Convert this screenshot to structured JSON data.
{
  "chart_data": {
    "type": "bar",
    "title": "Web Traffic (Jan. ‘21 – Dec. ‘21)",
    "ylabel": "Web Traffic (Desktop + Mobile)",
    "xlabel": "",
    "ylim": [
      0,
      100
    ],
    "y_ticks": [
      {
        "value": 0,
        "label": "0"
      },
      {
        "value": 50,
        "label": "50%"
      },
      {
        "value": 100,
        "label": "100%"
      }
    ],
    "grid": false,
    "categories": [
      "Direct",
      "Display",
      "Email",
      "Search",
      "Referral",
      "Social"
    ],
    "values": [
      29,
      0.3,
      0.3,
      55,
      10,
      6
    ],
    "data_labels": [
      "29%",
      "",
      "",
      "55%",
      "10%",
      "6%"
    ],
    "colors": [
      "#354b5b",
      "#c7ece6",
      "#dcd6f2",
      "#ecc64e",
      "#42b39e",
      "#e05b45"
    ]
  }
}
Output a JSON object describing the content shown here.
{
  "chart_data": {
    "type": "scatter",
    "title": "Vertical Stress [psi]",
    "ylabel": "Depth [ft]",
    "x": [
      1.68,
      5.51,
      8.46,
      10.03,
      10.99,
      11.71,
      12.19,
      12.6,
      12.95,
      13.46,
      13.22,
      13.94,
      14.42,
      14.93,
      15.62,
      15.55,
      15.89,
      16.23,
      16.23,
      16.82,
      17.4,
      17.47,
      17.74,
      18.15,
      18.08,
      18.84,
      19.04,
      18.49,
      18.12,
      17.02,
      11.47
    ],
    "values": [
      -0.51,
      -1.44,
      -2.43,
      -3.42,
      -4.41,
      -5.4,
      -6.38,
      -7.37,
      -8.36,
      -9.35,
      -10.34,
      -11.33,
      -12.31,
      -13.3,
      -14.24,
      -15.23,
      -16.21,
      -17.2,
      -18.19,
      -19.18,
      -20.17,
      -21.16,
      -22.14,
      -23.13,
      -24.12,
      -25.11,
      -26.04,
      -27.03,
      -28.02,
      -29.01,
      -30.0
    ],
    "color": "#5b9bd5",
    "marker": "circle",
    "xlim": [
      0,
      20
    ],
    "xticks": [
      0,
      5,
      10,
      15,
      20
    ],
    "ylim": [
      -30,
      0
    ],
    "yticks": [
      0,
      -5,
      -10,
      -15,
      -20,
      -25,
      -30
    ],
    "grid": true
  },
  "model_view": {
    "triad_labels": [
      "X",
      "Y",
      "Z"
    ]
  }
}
_ _ _
§ **Your objective**
Return all the data exactly as given.

§ **Complete response**
Convert this screenshot to structured JSON data.
{
  "chart_data": {
    "type": "bar",
    "title": "Web Traffic (Jan. ‘21 – Dec. ‘21)",
    "ylabel": "Web Traffic (Desktop + Mobile)",
    "xlabel": "",
    "ylim": [
      0,
      100
    ],
    "y_ticks": [
      {
        "value": 0,
        "label": "0"
      },
      {
        "value": 50,
        "label": "50%"
      },
      {
        "value": 100,
        "label": "100%"
      }
    ],
    "grid": false,
    "categories": [
      "Direct",
      "Display",
      "Email",
      "Search",
      "Referral",
      "Social"
    ],
    "values": [
      29,
      0.3,
      0.3,
      55,
      10,
      6
    ],
    "data_labels": [
      "29%",
      "",
      "",
      "55%",
      "10%",
      "6%"
    ],
    "colors": [
      "#354b5b",
      "#c7ece6",
      "#dcd6f2",
      "#ecc64e",
      "#42b39e",
      "#e05b45"
    ]
  }
}
Output a JSON object describing the content shown here.
{
  "chart_data": {
    "type": "scatter",
    "title": "Vertical Stress [psi]",
    "ylabel": "Depth [ft]",
    "x": [
      1.68,
      5.51,
      8.46,
      10.03,
      10.99,
      11.71,
      12.19,
      12.6,
      12.95,
      13.46,
      13.22,
      13.94,
      14.42,
      14.93,
      15.62,
      15.55,
      15.89,
      16.23,
      16.23,
      16.82,
      17.4,
      17.47,
      17.74,
      18.15,
      18.08,
      18.84,
      19.04,
      18.49,
      18.12,
      17.02,
      11.47
    ],
    "values": [
      -0.51,
      -1.44,
      -2.43,
      -3.42,
      -4.41,
      -5.4,
      -6.38,
      -7.37,
      -8.36,
      -9.35,
      -10.34,
      -11.33,
      -12.31,
      -13.3,
      -14.24,
      -15.23,
      -16.21,
      -17.2,
      -18.19,
      -19.18,
      -20.17,
      -21.16,
      -22.14,
      -23.13,
      -24.12,
      -25.11,
      -26.04,
      -27.03,
      -28.02,
      -29.01,
      -30.0
    ],
    "color": "#5b9bd5",
    "marker": "circle",
    "xlim": [
      0,
      20
    ],
    "xticks": [
      0,
      5,
      10,
      15,
      20
    ],
    "ylim": [
      -30,
      0
    ],
    "yticks": [
      0,
      -5,
      -10,
      -15,
      -20,
      -25,
      -30
    ],
    "grid": true
  },
  "model_view": {
    "triad_labels": [
      "X",
      "Y",
      "Z"
    ]
  }
}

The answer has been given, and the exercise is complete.